• **Task material**:

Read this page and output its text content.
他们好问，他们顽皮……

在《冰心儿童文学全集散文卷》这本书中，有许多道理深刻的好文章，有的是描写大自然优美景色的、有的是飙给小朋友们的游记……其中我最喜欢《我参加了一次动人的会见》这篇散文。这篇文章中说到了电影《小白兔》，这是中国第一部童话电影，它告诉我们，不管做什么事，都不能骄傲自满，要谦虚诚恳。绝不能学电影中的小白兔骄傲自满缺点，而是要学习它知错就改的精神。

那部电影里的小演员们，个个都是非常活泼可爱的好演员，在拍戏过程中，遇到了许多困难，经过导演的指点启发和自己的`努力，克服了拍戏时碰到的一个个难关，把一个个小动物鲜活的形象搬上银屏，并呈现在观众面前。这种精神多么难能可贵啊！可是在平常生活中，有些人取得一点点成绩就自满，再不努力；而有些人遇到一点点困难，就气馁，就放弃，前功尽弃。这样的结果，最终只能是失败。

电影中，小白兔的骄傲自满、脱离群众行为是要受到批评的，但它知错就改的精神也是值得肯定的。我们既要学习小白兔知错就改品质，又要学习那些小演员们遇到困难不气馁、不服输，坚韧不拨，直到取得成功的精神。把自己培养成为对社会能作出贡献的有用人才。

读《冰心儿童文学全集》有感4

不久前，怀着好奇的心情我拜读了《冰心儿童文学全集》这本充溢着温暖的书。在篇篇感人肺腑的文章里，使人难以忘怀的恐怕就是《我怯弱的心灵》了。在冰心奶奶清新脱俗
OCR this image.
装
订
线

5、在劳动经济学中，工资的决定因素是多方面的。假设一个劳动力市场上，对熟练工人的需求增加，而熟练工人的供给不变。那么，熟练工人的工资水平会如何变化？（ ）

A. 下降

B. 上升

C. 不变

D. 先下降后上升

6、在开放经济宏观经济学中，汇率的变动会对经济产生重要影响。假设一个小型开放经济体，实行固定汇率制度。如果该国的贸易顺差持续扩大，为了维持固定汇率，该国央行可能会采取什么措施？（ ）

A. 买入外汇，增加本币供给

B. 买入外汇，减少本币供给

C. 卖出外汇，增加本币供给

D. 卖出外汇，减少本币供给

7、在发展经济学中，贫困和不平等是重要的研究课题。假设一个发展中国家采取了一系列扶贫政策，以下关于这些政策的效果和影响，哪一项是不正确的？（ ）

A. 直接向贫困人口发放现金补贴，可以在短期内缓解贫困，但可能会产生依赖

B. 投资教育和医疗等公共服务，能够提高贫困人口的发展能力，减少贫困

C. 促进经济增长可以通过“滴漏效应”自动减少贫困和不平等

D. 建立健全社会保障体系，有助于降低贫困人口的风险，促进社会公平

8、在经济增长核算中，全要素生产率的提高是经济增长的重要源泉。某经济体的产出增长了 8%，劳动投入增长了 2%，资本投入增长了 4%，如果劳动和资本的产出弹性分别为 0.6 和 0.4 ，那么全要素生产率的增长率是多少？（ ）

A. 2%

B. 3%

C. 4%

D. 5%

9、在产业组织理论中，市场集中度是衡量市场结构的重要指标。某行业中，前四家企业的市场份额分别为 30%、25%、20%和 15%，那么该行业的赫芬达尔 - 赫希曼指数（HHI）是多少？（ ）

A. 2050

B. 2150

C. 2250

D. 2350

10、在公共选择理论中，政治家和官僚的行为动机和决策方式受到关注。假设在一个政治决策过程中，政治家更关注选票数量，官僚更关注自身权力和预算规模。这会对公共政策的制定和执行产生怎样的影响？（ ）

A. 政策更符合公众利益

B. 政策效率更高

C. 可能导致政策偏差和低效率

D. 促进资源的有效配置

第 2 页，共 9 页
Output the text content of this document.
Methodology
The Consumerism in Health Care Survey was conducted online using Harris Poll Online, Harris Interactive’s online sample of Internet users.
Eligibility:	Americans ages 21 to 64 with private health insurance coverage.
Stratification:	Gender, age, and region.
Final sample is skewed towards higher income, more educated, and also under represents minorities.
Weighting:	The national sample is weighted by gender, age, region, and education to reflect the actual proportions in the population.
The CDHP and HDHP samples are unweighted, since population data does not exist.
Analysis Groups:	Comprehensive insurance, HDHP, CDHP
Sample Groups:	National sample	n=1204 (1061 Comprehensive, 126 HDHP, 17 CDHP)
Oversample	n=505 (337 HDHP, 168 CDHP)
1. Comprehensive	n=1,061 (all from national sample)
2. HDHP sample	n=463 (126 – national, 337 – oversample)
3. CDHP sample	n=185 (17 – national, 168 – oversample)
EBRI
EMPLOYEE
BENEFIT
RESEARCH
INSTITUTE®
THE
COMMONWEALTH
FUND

• **Do this**: Your task is to extract all of the records exactly.

• **Final result**:
Read this page and output its text content.
他们好问，他们顽皮……

在《冰心儿童文学全集散文卷》这本书中，有许多道理深刻的好文章，有的是描写大自然优美景色的、有的是飙给小朋友们的游记……其中我最喜欢《我参加了一次动人的会见》这篇散文。这篇文章中说到了电影《小白兔》，这是中国第一部童话电影，它告诉我们，不管做什么事，都不能骄傲自满，要谦虚诚恳。绝不能学电影中的小白兔骄傲自满缺点，而是要学习它知错就改的精神。

那部电影里的小演员们，个个都是非常活泼可爱的好演员，在拍戏过程中，遇到了许多困难，经过导演的指点启发和自己的`努力，克服了拍戏时碰到的一个个难关，把一个个小动物鲜活的形象搬上银屏，并呈现在观众面前。这种精神多么难能可贵啊！可是在平常生活中，有些人取得一点点成绩就自满，再不努力；而有些人遇到一点点困难，就气馁，就放弃，前功尽弃。这样的结果，最终只能是失败。

电影中，小白兔的骄傲自满、脱离群众行为是要受到批评的，但它知错就改的精神也是值得肯定的。我们既要学习小白兔知错就改品质，又要学习那些小演员们遇到困难不气馁、不服输，坚韧不拨，直到取得成功的精神。把自己培养成为对社会能作出贡献的有用人才。

读《冰心儿童文学全集》有感4

不久前，怀着好奇的心情我拜读了《冰心儿童文学全集》这本充溢着温暖的书。在篇篇感人肺腑的文章里，使人难以忘怀的恐怕就是《我怯弱的心灵》了。在冰心奶奶清新脱俗
OCR this image.
装
订
线

5、在劳动经济学中，工资的决定因素是多方面的。假设一个劳动力市场上，对熟练工人的需求增加，而熟练工人的供给不变。那么，熟练工人的工资水平会如何变化？（ ）

A. 下降

B. 上升

C. 不变

D. 先下降后上升

6、在开放经济宏观经济学中，汇率的变动会对经济产生重要影响。假设一个小型开放经济体，实行固定汇率制度。如果该国的贸易顺差持续扩大，为了维持固定汇率，该国央行可能会采取什么措施？（ ）

A. 买入外汇，增加本币供给

B. 买入外汇，减少本币供给

C. 卖出外汇，增加本币供给

D. 卖出外汇，减少本币供给

7、在发展经济学中，贫困和不平等是重要的研究课题。假设一个发展中国家采取了一系列扶贫政策，以下关于这些政策的效果和影响，哪一项是不正确的？（ ）

A. 直接向贫困人口发放现金补贴，可以在短期内缓解贫困，但可能会产生依赖

B. 投资教育和医疗等公共服务，能够提高贫困人口的发展能力，减少贫困

C. 促进经济增长可以通过“滴漏效应”自动减少贫困和不平等

D. 建立健全社会保障体系，有助于降低贫困人口的风险，促进社会公平

8、在经济增长核算中，全要素生产率的提高是经济增长的重要源泉。某经济体的产出增长了 8%，劳动投入增长了 2%，资本投入增长了 4%，如果劳动和资本的产出弹性分别为 0.6 和 0.4 ，那么全要素生产率的增长率是多少？（ ）

A. 2%

B. 3%

C. 4%

D. 5%

9、在产业组织理论中，市场集中度是衡量市场结构的重要指标。某行业中，前四家企业的市场份额分别为 30%、25%、20%和 15%，那么该行业的赫芬达尔 - 赫希曼指数（HHI）是多少？（ ）

A. 2050

B. 2150

C. 2250

D. 2350

10、在公共选择理论中，政治家和官僚的行为动机和决策方式受到关注。假设在一个政治决策过程中，政治家更关注选票数量，官僚更关注自身权力和预算规模。这会对公共政策的制定和执行产生怎样的影响？（ ）

A. 政策更符合公众利益

B. 政策效率更高

C. 可能导致政策偏差和低效率

D. 促进资源的有效配置

第 2 页，共 9 页
Output the text content of this document.
Methodology
The Consumerism in Health Care Survey was conducted online using Harris Poll Online, Harris Interactive’s online sample of Internet users.
Eligibility:	Americans ages 21 to 64 with private health insurance coverage.
Stratification:	Gender, age, and region.
Final sample is skewed towards higher income, more educated, and also under represents minorities.
Weighting:	The national sample is weighted by gender, age, region, and education to reflect the actual proportions in the population.
The CDHP and HDHP samples are unweighted, since population data does not exist.
Analysis Groups:	Comprehensive insurance, HDHP, CDHP
Sample Groups:	National sample	n=1204 (1061 Comprehensive, 126 HDHP, 17 CDHP)
Oversample	n=505 (337 HDHP, 168 CDHP)
1. Comprehensive	n=1,061 (all from national sample)
2. HDHP sample	n=463 (126 – national, 337 – oversample)
3. CDHP sample	n=185 (17 – national, 168 – oversample)
EBRI
EMPLOYEE
BENEFIT
RESEARCH
INSTITUTE®
THE
COMMONWEALTH
FUND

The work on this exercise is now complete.